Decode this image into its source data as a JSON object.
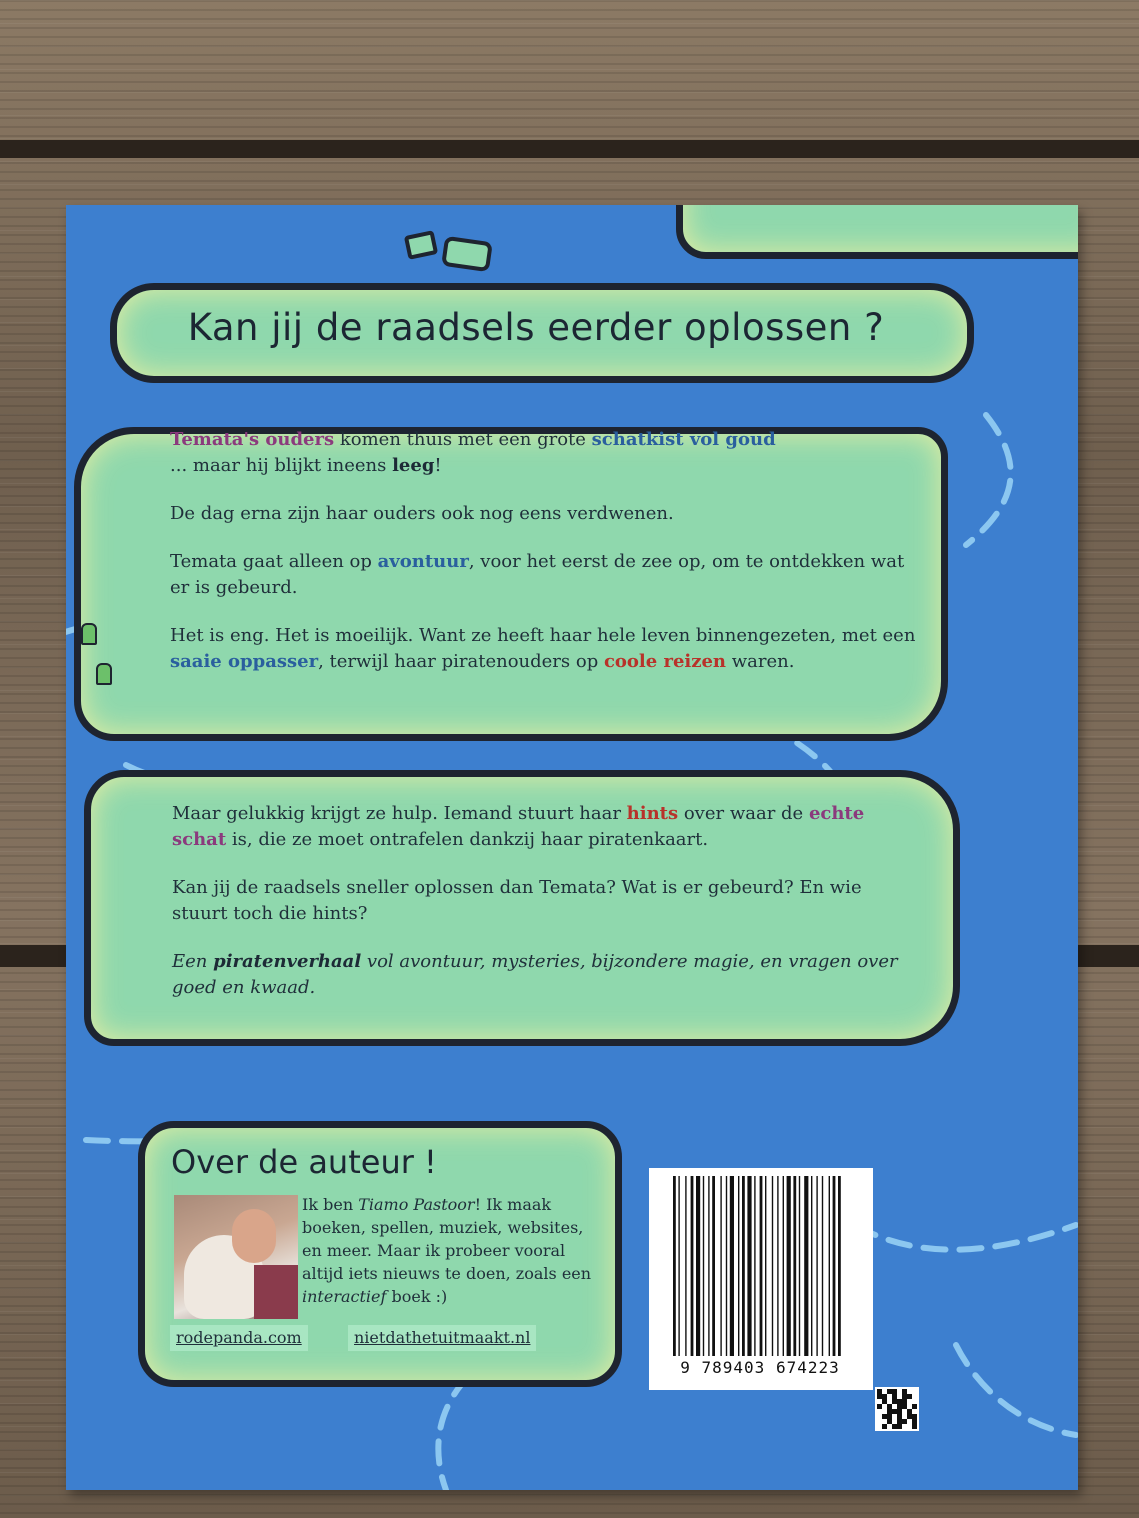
{
  "headline": "Kan jij de raadsels eerder oplossen ?",
  "para1": {
    "a": "Temata's ouders",
    "b": " komen thuis met een grote ",
    "c": "schatkist vol goud",
    "d": " ... maar hij blijkt ineens ",
    "e": "leeg",
    "f": "!"
  },
  "para2": "De dag erna zijn haar ouders ook nog eens verdwenen.",
  "para3": {
    "a": "Temata gaat alleen op ",
    "b": "avontuur",
    "c": ", voor het eerst de zee op, om te ontdekken wat er is gebeurd."
  },
  "para4": {
    "a": "Het is eng. Het is moeilijk. Want ze heeft haar hele leven binnengezeten, met een ",
    "b": "saaie oppasser",
    "c": ", terwijl haar piratenouders op ",
    "d": "coole reizen",
    "e": " waren."
  },
  "para5": {
    "a": "Maar gelukkig krijgt ze hulp. Iemand stuurt haar ",
    "b": "hints",
    "c": " over waar de ",
    "d": "echte schat",
    "e": " is, die ze moet ontrafelen dankzij haar piratenkaart."
  },
  "para6": "Kan jij de raadsels sneller oplossen dan Temata? Wat is er gebeurd? En wie stuurt toch die hints?",
  "para7": {
    "a": "Een ",
    "b": "piratenverhaal",
    "c": " vol avontuur, mysteries, bijzondere magie, en vragen over goed en kwaad."
  },
  "author": {
    "title": "Over de auteur !",
    "a": "Ik ben ",
    "b": "Tiamo Pastoor",
    "c": "! Ik maak boeken, spellen, muziek, websites, en meer. Maar ik probeer vooral altijd iets nieuws te doen, zoals een ",
    "d": "interactief",
    "e": " boek :)",
    "link1": "rodepanda.com",
    "link2": "nietdathetuitmaakt.nl"
  },
  "isbn_digits": "9 789403 674223"
}
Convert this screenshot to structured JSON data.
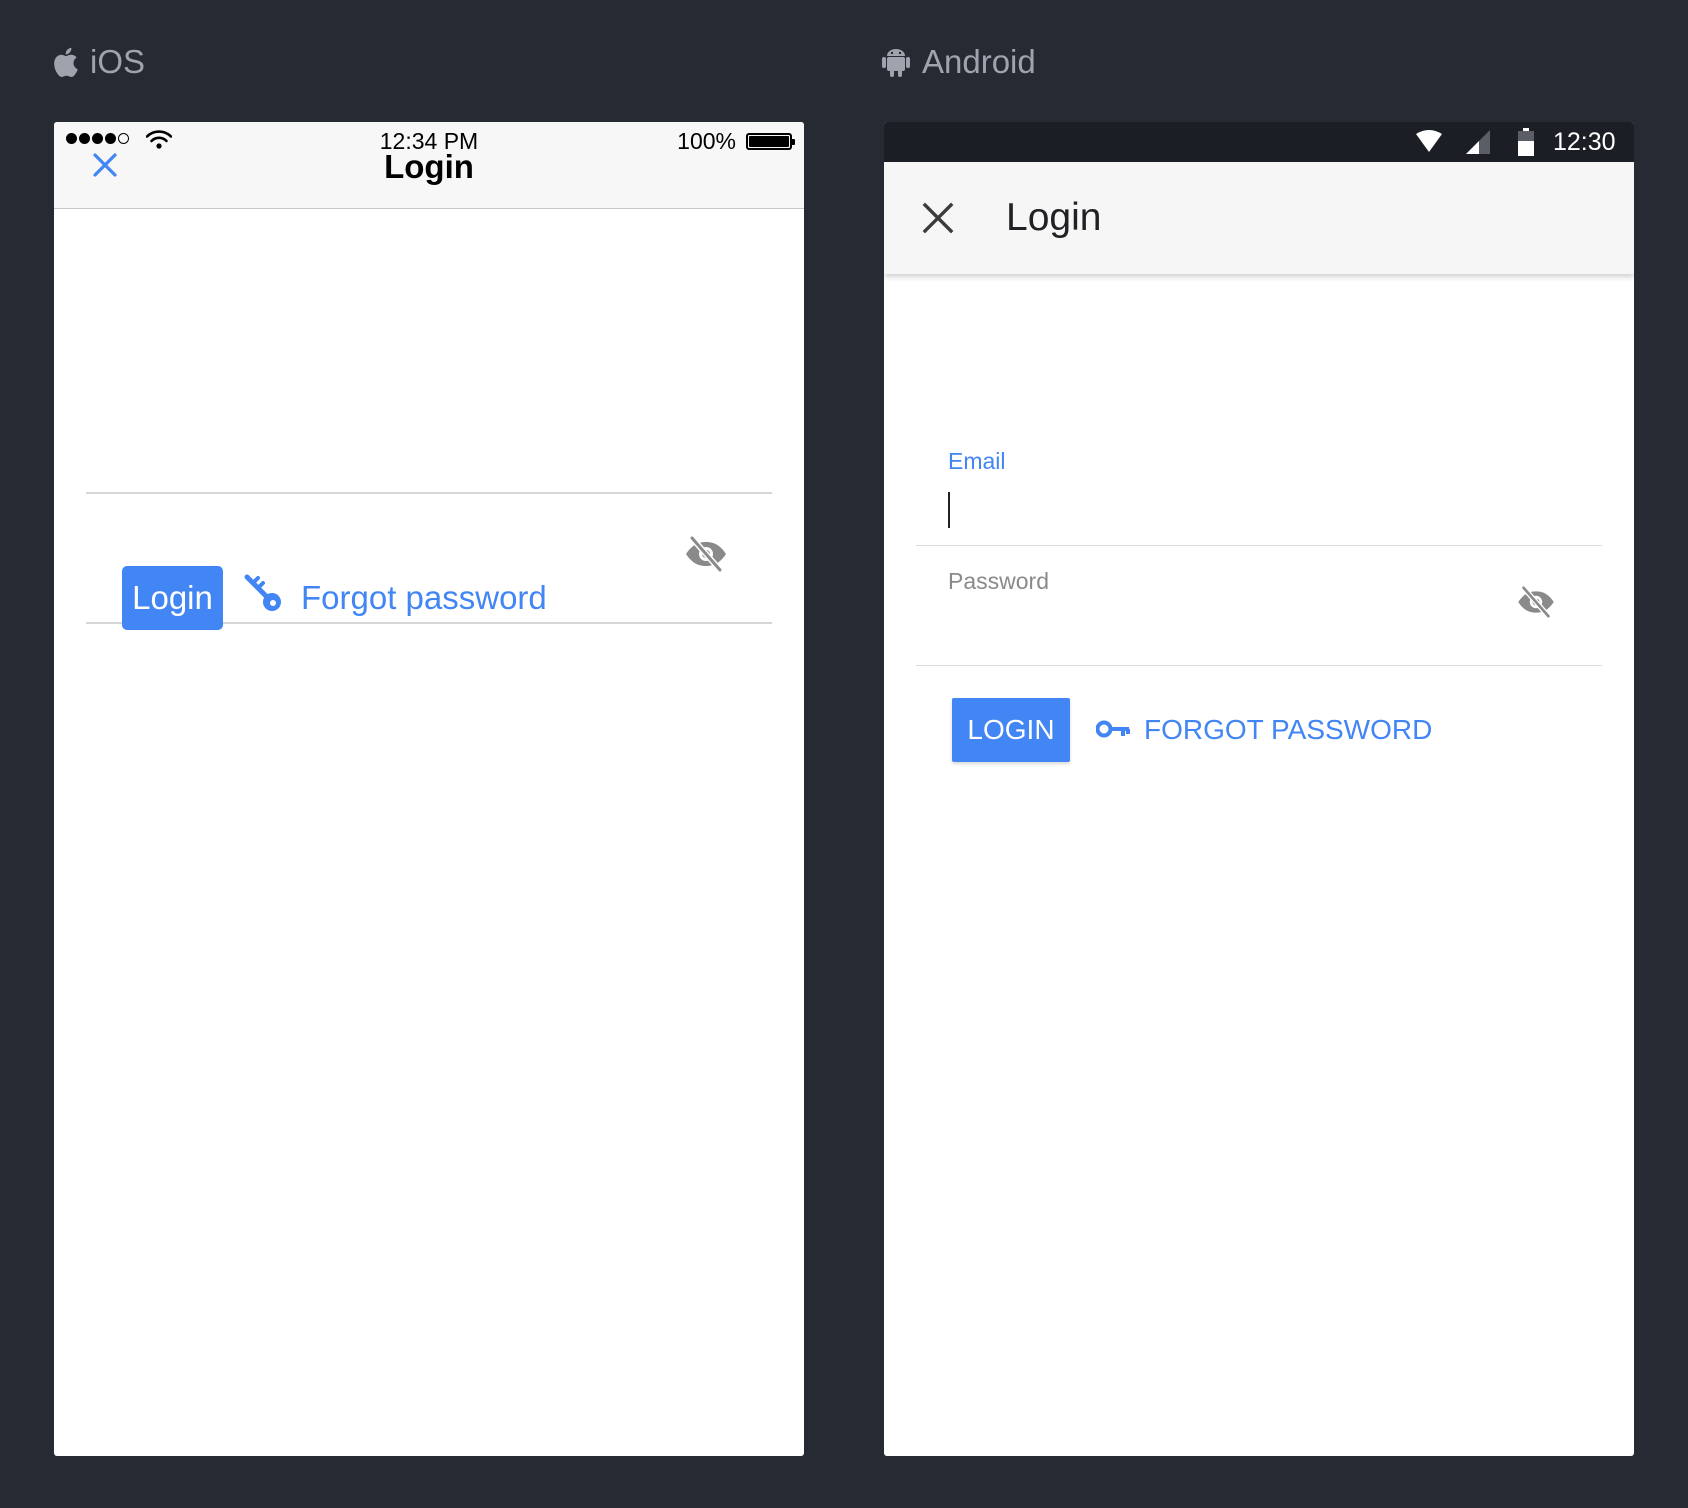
{
  "ios": {
    "platform_label": "iOS",
    "statusbar": {
      "time": "12:34 PM",
      "battery": "100%"
    },
    "title": "Login",
    "email": {
      "value": ""
    },
    "password": {
      "value": ""
    },
    "login_button": "Login",
    "forgot_password": "Forgot password"
  },
  "android": {
    "platform_label": "Android",
    "statusbar": {
      "time": "12:30"
    },
    "title": "Login",
    "email": {
      "label": "Email",
      "value": ""
    },
    "password": {
      "label": "Password",
      "value": ""
    },
    "login_button": "LOGIN",
    "forgot_password": "FORGOT PASSWORD"
  },
  "colors": {
    "accent": "#4285f4",
    "background": "#262a33",
    "platform_label": "#9ea3ad"
  }
}
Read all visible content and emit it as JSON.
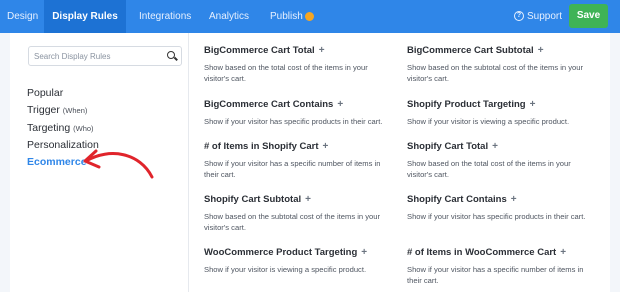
{
  "nav": {
    "tabs": [
      {
        "label": "Design"
      },
      {
        "label": "Display Rules"
      },
      {
        "label": "Integrations"
      },
      {
        "label": "Analytics"
      },
      {
        "label": "Publish"
      }
    ],
    "support_label": "Support",
    "save_label": "Save"
  },
  "sidebar": {
    "search_placeholder": "Search Display Rules",
    "categories": [
      {
        "label": "Popular",
        "sub": ""
      },
      {
        "label": "Trigger",
        "sub": "(When)"
      },
      {
        "label": "Targeting",
        "sub": "(Who)"
      },
      {
        "label": "Personalization",
        "sub": ""
      },
      {
        "label": "Ecommerce",
        "sub": ""
      }
    ]
  },
  "rules": [
    {
      "title": "BigCommerce Cart Total",
      "desc": "Show based on the total cost of the items in your visitor's cart."
    },
    {
      "title": "BigCommerce Cart Subtotal",
      "desc": "Show based on the subtotal cost of the items in your visitor's cart."
    },
    {
      "title": "BigCommerce Cart Contains",
      "desc": "Show if your visitor has specific products in their cart."
    },
    {
      "title": "Shopify Product Targeting",
      "desc": "Show if your visitor is viewing a specific product."
    },
    {
      "title": "# of Items in Shopify Cart",
      "desc": "Show if your visitor has a specific number of items in their cart."
    },
    {
      "title": "Shopify Cart Total",
      "desc": "Show based on the total cost of the items in your visitor's cart."
    },
    {
      "title": "Shopify Cart Subtotal",
      "desc": "Show based on the subtotal cost of the items in your visitor's cart."
    },
    {
      "title": "Shopify Cart Contains",
      "desc": "Show if your visitor has specific products in their cart."
    },
    {
      "title": "WooCommerce Product Targeting",
      "desc": "Show if your visitor is viewing a specific product."
    },
    {
      "title": "# of Items in WooCommerce Cart",
      "desc": "Show if your visitor has a specific number of items in their cart."
    }
  ],
  "colors": {
    "accent": "#2f86e8",
    "active_tab": "#1d72d4",
    "save": "#3fb356",
    "annotation_arrow": "#e0242b",
    "publish_dot": "#f6a623"
  }
}
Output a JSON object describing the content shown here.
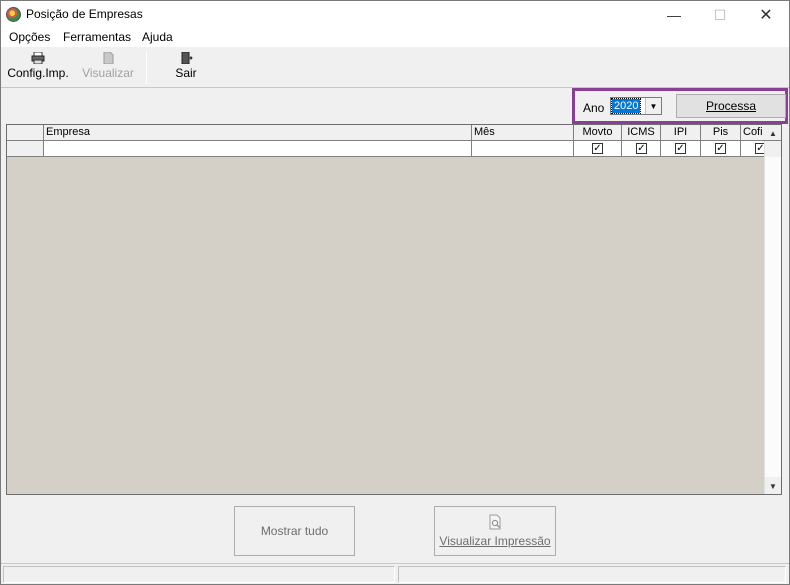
{
  "window": {
    "title": "Posição de Empresas",
    "minimize": "—",
    "maximize": "☐",
    "close": "✕"
  },
  "menu": [
    "Opções",
    "Ferramentas",
    "Ajuda"
  ],
  "toolbar": {
    "config_label": "Config.Imp.",
    "visualizar_label": "Visualizar",
    "sair_label": "Sair"
  },
  "filter": {
    "ano_label": "Ano",
    "ano_value": "2020",
    "processa_label": "Processa"
  },
  "grid": {
    "columns": [
      "Empresa",
      "Mês",
      "Movto",
      "ICMS",
      "IPI",
      "Pis",
      "Cofi"
    ],
    "row_checks": [
      true,
      true,
      true,
      true,
      true
    ]
  },
  "buttons": {
    "mostrar_tudo": "Mostrar tudo",
    "visualizar_impressao": "Visualizar Impressão"
  }
}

+ + +

TO DO » Return all of the entries exactly as written, but drop any pictures they hold.

EXERCISE RESULT »
Decode this image into its source data as a JSON object.
{
  "headline": "Kan jij de raadsels eerder oplossen ?",
  "para1": {
    "a": "Temata's ouders",
    "b": " komen thuis met een grote ",
    "c": "schatkist vol goud",
    "d": " ... maar hij blijkt ineens ",
    "e": "leeg",
    "f": "!"
  },
  "para2": "De dag erna zijn haar ouders ook nog eens verdwenen.",
  "para3": {
    "a": "Temata gaat alleen op ",
    "b": "avontuur",
    "c": ", voor het eerst de zee op, om te ontdekken wat er is gebeurd."
  },
  "para4": {
    "a": "Het is eng. Het is moeilijk. Want ze heeft haar hele leven binnengezeten, met een ",
    "b": "saaie oppasser",
    "c": ", terwijl haar piratenouders op ",
    "d": "coole reizen",
    "e": " waren."
  },
  "para5": {
    "a": "Maar gelukkig krijgt ze hulp. Iemand stuurt haar ",
    "b": "hints",
    "c": " over waar de ",
    "d": "echte schat",
    "e": " is, die ze moet ontrafelen dankzij haar piratenkaart."
  },
  "para6": "Kan jij de raadsels sneller oplossen dan Temata? Wat is er gebeurd? En wie stuurt toch die hints?",
  "para7": {
    "a": "Een ",
    "b": "piratenverhaal",
    "c": " vol avontuur, mysteries, bijzondere magie, en vragen over goed en kwaad."
  },
  "author": {
    "title": "Over de auteur !",
    "a": "Ik ben ",
    "b": "Tiamo Pastoor",
    "c": "! Ik maak boeken, spellen, muziek, websites, en meer. Maar ik probeer vooral altijd iets nieuws te doen, zoals een ",
    "d": "interactief",
    "e": " boek :)",
    "link1": "rodepanda.com",
    "link2": "nietdathetuitmaakt.nl"
  },
  "isbn_digits": "9 789403 674223"
}
Convert this screenshot to structured JSON data.
{
  "ios": {
    "platform_label": "iOS",
    "statusbar": {
      "time": "12:34 PM",
      "battery": "100%"
    },
    "title": "Login",
    "email": {
      "value": ""
    },
    "password": {
      "value": ""
    },
    "login_button": "Login",
    "forgot_password": "Forgot password"
  },
  "android": {
    "platform_label": "Android",
    "statusbar": {
      "time": "12:30"
    },
    "title": "Login",
    "email": {
      "label": "Email",
      "value": ""
    },
    "password": {
      "label": "Password",
      "value": ""
    },
    "login_button": "LOGIN",
    "forgot_password": "FORGOT PASSWORD"
  },
  "colors": {
    "accent": "#4285f4",
    "background": "#262a33",
    "platform_label": "#9ea3ad"
  }
}
Read all visible content and emit it as JSON.
{
  "nav": {
    "tabs": [
      {
        "label": "Design"
      },
      {
        "label": "Display Rules"
      },
      {
        "label": "Integrations"
      },
      {
        "label": "Analytics"
      },
      {
        "label": "Publish"
      }
    ],
    "support_label": "Support",
    "save_label": "Save"
  },
  "sidebar": {
    "search_placeholder": "Search Display Rules",
    "categories": [
      {
        "label": "Popular",
        "sub": ""
      },
      {
        "label": "Trigger",
        "sub": "(When)"
      },
      {
        "label": "Targeting",
        "sub": "(Who)"
      },
      {
        "label": "Personalization",
        "sub": ""
      },
      {
        "label": "Ecommerce",
        "sub": ""
      }
    ]
  },
  "rules": [
    {
      "title": "BigCommerce Cart Total",
      "desc": "Show based on the total cost of the items in your visitor's cart."
    },
    {
      "title": "BigCommerce Cart Subtotal",
      "desc": "Show based on the subtotal cost of the items in your visitor's cart."
    },
    {
      "title": "BigCommerce Cart Contains",
      "desc": "Show if your visitor has specific products in their cart."
    },
    {
      "title": "Shopify Product Targeting",
      "desc": "Show if your visitor is viewing a specific product."
    },
    {
      "title": "# of Items in Shopify Cart",
      "desc": "Show if your visitor has a specific number of items in their cart."
    },
    {
      "title": "Shopify Cart Total",
      "desc": "Show based on the total cost of the items in your visitor's cart."
    },
    {
      "title": "Shopify Cart Subtotal",
      "desc": "Show based on the subtotal cost of the items in your visitor's cart."
    },
    {
      "title": "Shopify Cart Contains",
      "desc": "Show if your visitor has specific products in their cart."
    },
    {
      "title": "WooCommerce Product Targeting",
      "desc": "Show if your visitor is viewing a specific product."
    },
    {
      "title": "# of Items in WooCommerce Cart",
      "desc": "Show if your visitor has a specific number of items in their cart."
    }
  ],
  "colors": {
    "accent": "#2f86e8",
    "active_tab": "#1d72d4",
    "save": "#3fb356",
    "annotation_arrow": "#e0242b",
    "publish_dot": "#f6a623"
  }
}
Output a JSON object describing the content shown here.
{
  "window": {
    "title": "Posição de Empresas",
    "minimize": "—",
    "maximize": "☐",
    "close": "✕"
  },
  "menu": [
    "Opções",
    "Ferramentas",
    "Ajuda"
  ],
  "toolbar": {
    "config_label": "Config.Imp.",
    "visualizar_label": "Visualizar",
    "sair_label": "Sair"
  },
  "filter": {
    "ano_label": "Ano",
    "ano_value": "2020",
    "processa_label": "Processa"
  },
  "grid": {
    "columns": [
      "Empresa",
      "Mês",
      "Movto",
      "ICMS",
      "IPI",
      "Pis",
      "Cofi"
    ],
    "row_checks": [
      true,
      true,
      true,
      true,
      true
    ]
  },
  "buttons": {
    "mostrar_tudo": "Mostrar tudo",
    "visualizar_impressao": "Visualizar Impressão"
  }
}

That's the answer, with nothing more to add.